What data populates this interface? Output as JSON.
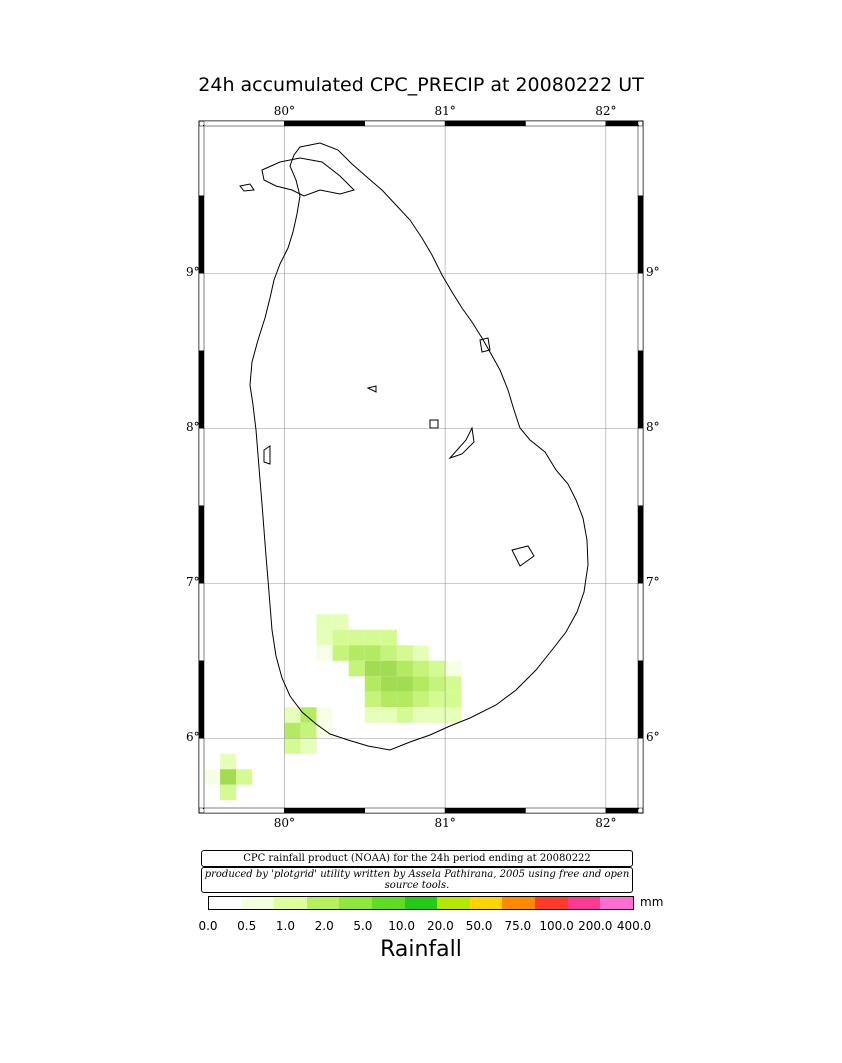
{
  "title": "24h accumulated CPC_PRECIP  at 20080222 UT",
  "lon_labels": [
    "80°",
    "81°",
    "82°"
  ],
  "lat_labels": [
    "9°",
    "8°",
    "7°",
    "6°"
  ],
  "credit_line1": "CPC rainfall product (NOAA) for the 24h period ending at 20080222",
  "credit_line2": "produced by 'plotgrid' utility written by Assela Pathirana, 2005 using free and open source tools.",
  "colorbar": {
    "unit": "mm",
    "title": "Rainfall",
    "ticks": [
      "0.0",
      "0.5",
      "1.0",
      "2.0",
      "5.0",
      "10.0",
      "20.0",
      "50.0",
      "75.0",
      "100.0",
      "200.0",
      "400.0"
    ],
    "colors": [
      "#ffffff",
      "#f4ffe0",
      "#ddff9c",
      "#b8f05a",
      "#8ee83a",
      "#5fdd22",
      "#22cc14",
      "#b4e800",
      "#ffd400",
      "#ff8a00",
      "#ff3a28",
      "#ff3a90",
      "#ff6fd2"
    ]
  },
  "chart_data": {
    "type": "heatmap",
    "title": "24h accumulated CPC_PRECIP  at 20080222 UT",
    "xlabel": "",
    "ylabel": "",
    "xlim": [
      79.5,
      82.2
    ],
    "ylim": [
      5.55,
      9.95
    ],
    "grid": true,
    "units": "mm",
    "cell_size_deg": 0.1,
    "cells": [
      {
        "lon": 80.25,
        "lat": 6.75,
        "value": 0.8
      },
      {
        "lon": 80.35,
        "lat": 6.75,
        "value": 0.8
      },
      {
        "lon": 80.25,
        "lat": 6.65,
        "value": 0.9
      },
      {
        "lon": 80.35,
        "lat": 6.65,
        "value": 1.2
      },
      {
        "lon": 80.45,
        "lat": 6.65,
        "value": 1.2
      },
      {
        "lon": 80.55,
        "lat": 6.65,
        "value": 1.2
      },
      {
        "lon": 80.65,
        "lat": 6.65,
        "value": 1.0
      },
      {
        "lon": 80.25,
        "lat": 6.55,
        "value": 0.6
      },
      {
        "lon": 80.35,
        "lat": 6.55,
        "value": 1.3
      },
      {
        "lon": 80.45,
        "lat": 6.55,
        "value": 1.6
      },
      {
        "lon": 80.55,
        "lat": 6.55,
        "value": 1.6
      },
      {
        "lon": 80.65,
        "lat": 6.55,
        "value": 1.5
      },
      {
        "lon": 80.75,
        "lat": 6.55,
        "value": 1.0
      },
      {
        "lon": 80.85,
        "lat": 6.55,
        "value": 0.7
      },
      {
        "lon": 80.45,
        "lat": 6.45,
        "value": 1.5
      },
      {
        "lon": 80.55,
        "lat": 6.45,
        "value": 1.9
      },
      {
        "lon": 80.65,
        "lat": 6.45,
        "value": 2.3
      },
      {
        "lon": 80.75,
        "lat": 6.45,
        "value": 1.8
      },
      {
        "lon": 80.85,
        "lat": 6.45,
        "value": 1.3
      },
      {
        "lon": 80.95,
        "lat": 6.45,
        "value": 1.0
      },
      {
        "lon": 81.05,
        "lat": 6.45,
        "value": 0.6
      },
      {
        "lon": 80.55,
        "lat": 6.35,
        "value": 1.8
      },
      {
        "lon": 80.65,
        "lat": 6.35,
        "value": 2.1
      },
      {
        "lon": 80.75,
        "lat": 6.35,
        "value": 1.9
      },
      {
        "lon": 80.85,
        "lat": 6.35,
        "value": 1.6
      },
      {
        "lon": 80.95,
        "lat": 6.35,
        "value": 1.3
      },
      {
        "lon": 81.05,
        "lat": 6.35,
        "value": 1.0
      },
      {
        "lon": 80.55,
        "lat": 6.25,
        "value": 1.5
      },
      {
        "lon": 80.65,
        "lat": 6.25,
        "value": 1.8
      },
      {
        "lon": 80.75,
        "lat": 6.25,
        "value": 1.6
      },
      {
        "lon": 80.85,
        "lat": 6.25,
        "value": 1.4
      },
      {
        "lon": 80.95,
        "lat": 6.25,
        "value": 1.2
      },
      {
        "lon": 81.05,
        "lat": 6.25,
        "value": 1.1
      },
      {
        "lon": 80.55,
        "lat": 6.15,
        "value": 0.7
      },
      {
        "lon": 80.65,
        "lat": 6.15,
        "value": 0.9
      },
      {
        "lon": 80.75,
        "lat": 6.15,
        "value": 1.0
      },
      {
        "lon": 80.85,
        "lat": 6.15,
        "value": 0.9
      },
      {
        "lon": 80.95,
        "lat": 6.15,
        "value": 0.8
      },
      {
        "lon": 81.05,
        "lat": 6.15,
        "value": 0.7
      },
      {
        "lon": 80.05,
        "lat": 6.15,
        "value": 0.8
      },
      {
        "lon": 80.15,
        "lat": 6.15,
        "value": 1.6
      },
      {
        "lon": 80.25,
        "lat": 6.15,
        "value": 0.6
      },
      {
        "lon": 80.05,
        "lat": 6.05,
        "value": 1.7
      },
      {
        "lon": 80.15,
        "lat": 6.05,
        "value": 1.5
      },
      {
        "lon": 80.25,
        "lat": 6.05,
        "value": 0.6
      },
      {
        "lon": 80.05,
        "lat": 5.95,
        "value": 1.0
      },
      {
        "lon": 80.15,
        "lat": 5.95,
        "value": 0.8
      },
      {
        "lon": 79.65,
        "lat": 5.85,
        "value": 0.7
      },
      {
        "lon": 79.55,
        "lat": 5.75,
        "value": 0.6
      },
      {
        "lon": 79.65,
        "lat": 5.75,
        "value": 2.0
      },
      {
        "lon": 79.75,
        "lat": 5.75,
        "value": 1.0
      },
      {
        "lon": 79.65,
        "lat": 5.65,
        "value": 1.2
      }
    ]
  }
}
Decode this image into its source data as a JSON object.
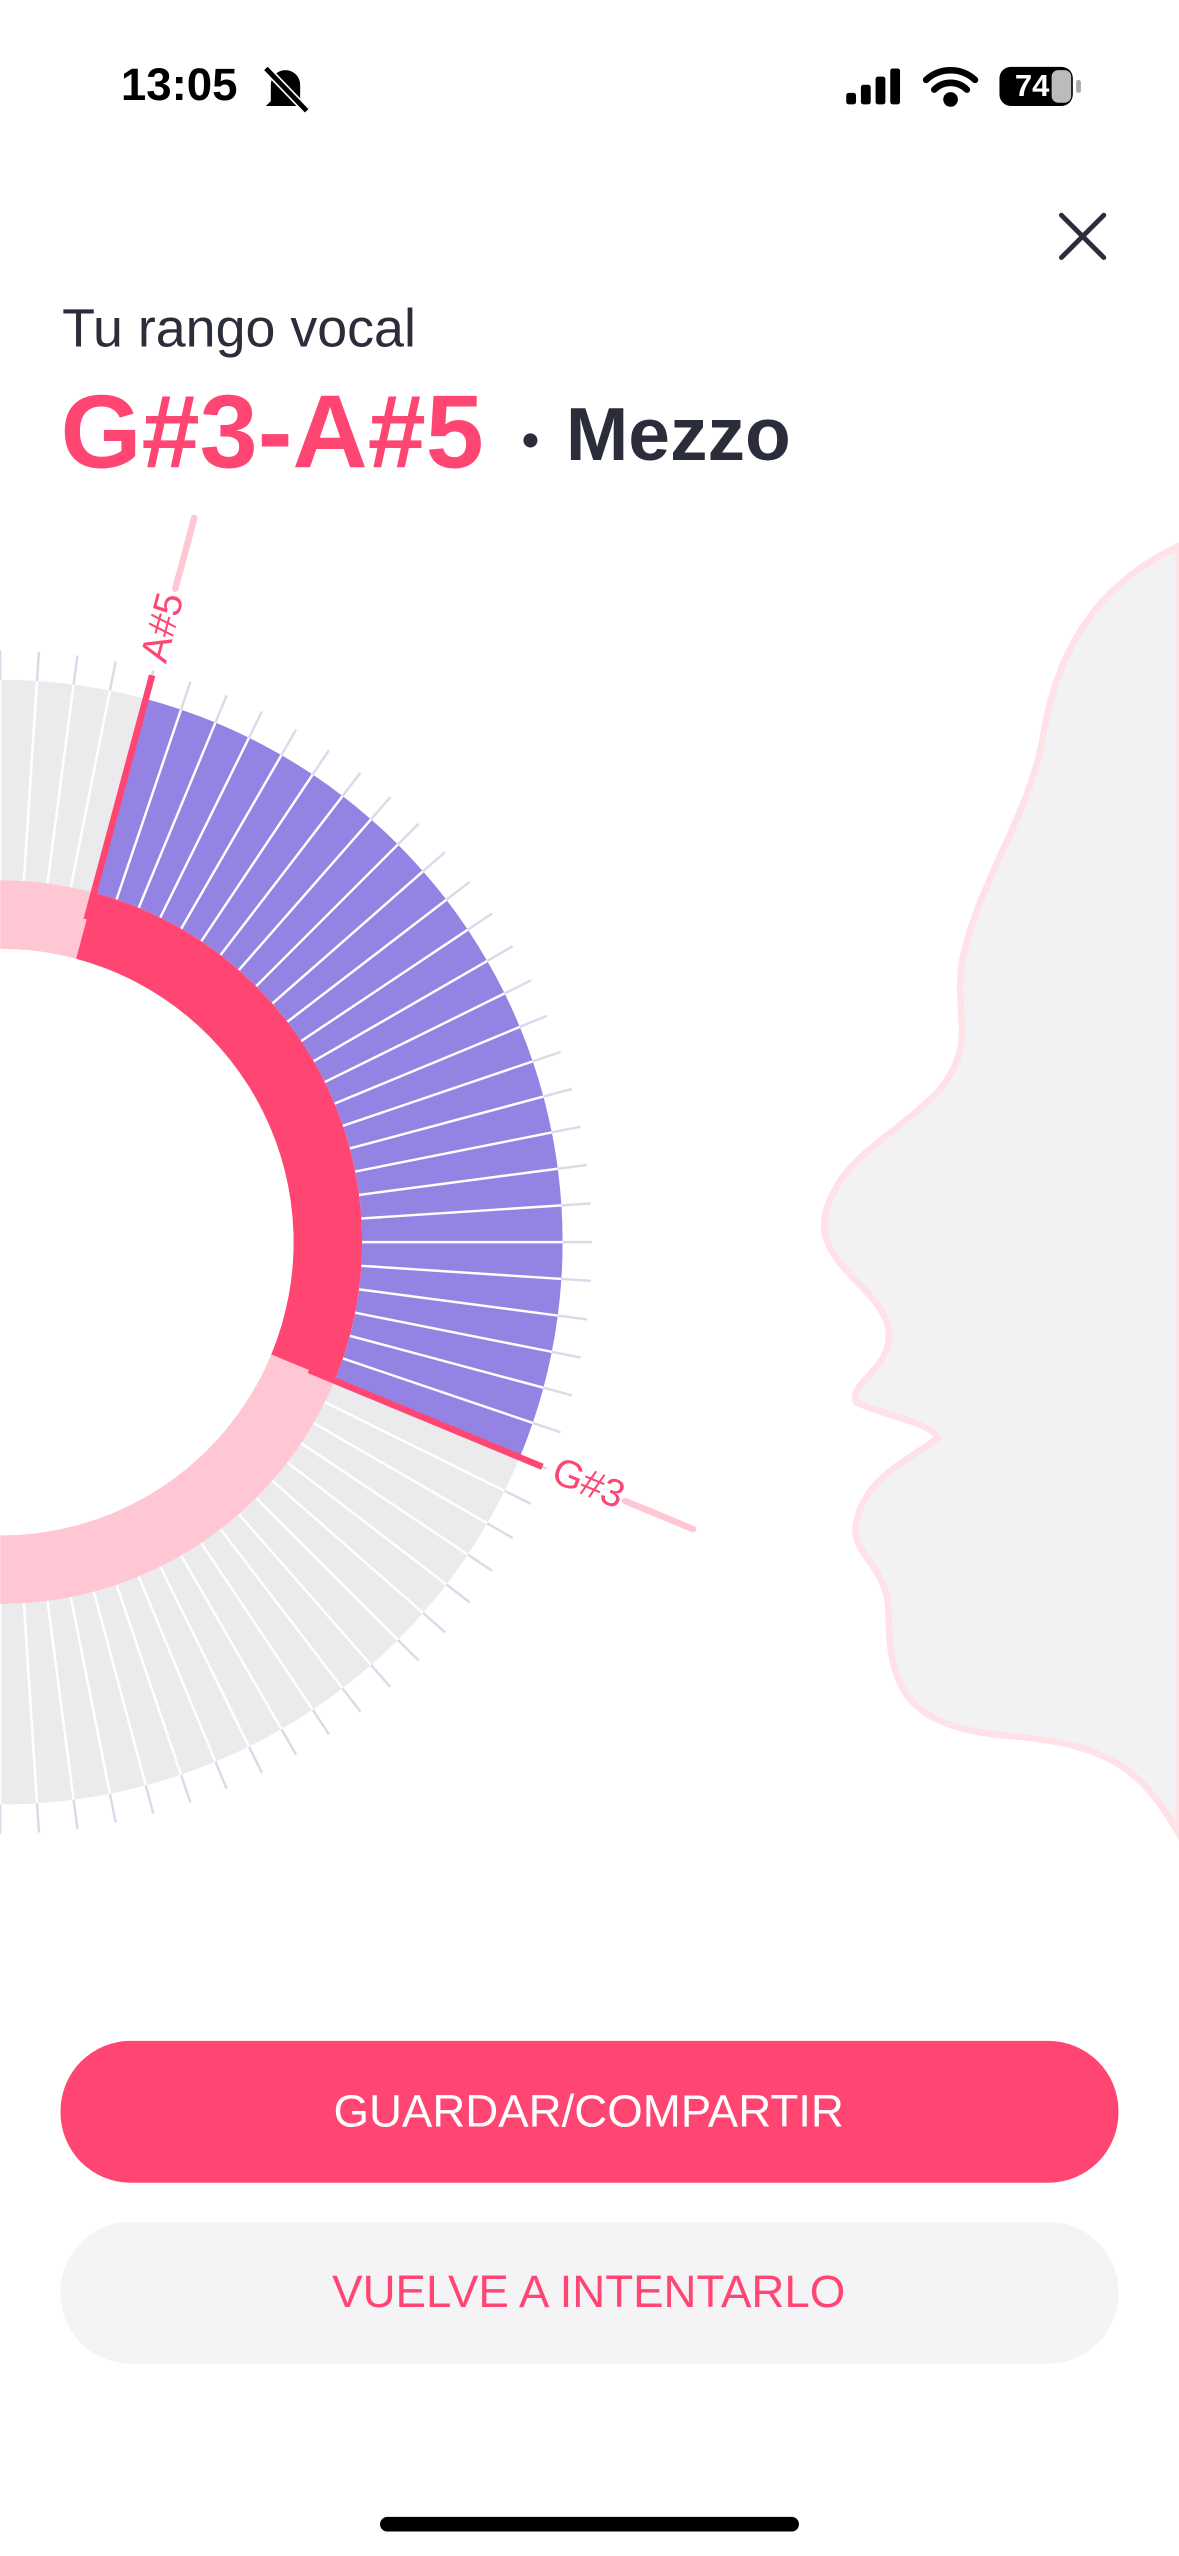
{
  "status_bar": {
    "time": "13:05",
    "battery": "74"
  },
  "header": {
    "subtitle": "Tu rango vocal",
    "range": "G#3-A#5",
    "separator": "•",
    "voice_type": "Mezzo"
  },
  "wheel": {
    "high_note": "A#5",
    "low_note": "G#3"
  },
  "buttons": {
    "primary": "GUARDAR/COMPARTIR",
    "secondary": "VUELVE A INTENTARLO"
  }
}
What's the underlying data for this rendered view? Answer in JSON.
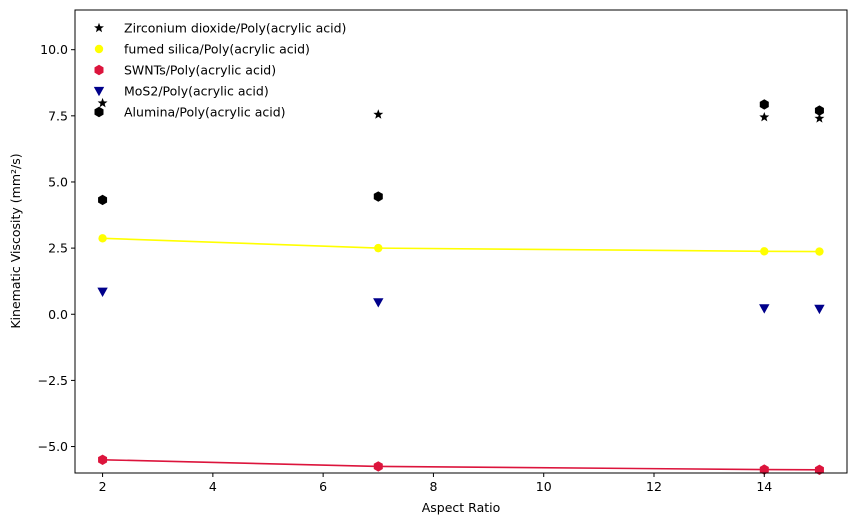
——
### Exercise
Collect each line containing the string "source".

### Answer to the problem
  "credit_line2": "produced by 'plotgrid' utility written by Assela Pathirana, 2005 using free and open source tools.",
Decode this image into its source data as a JSON object.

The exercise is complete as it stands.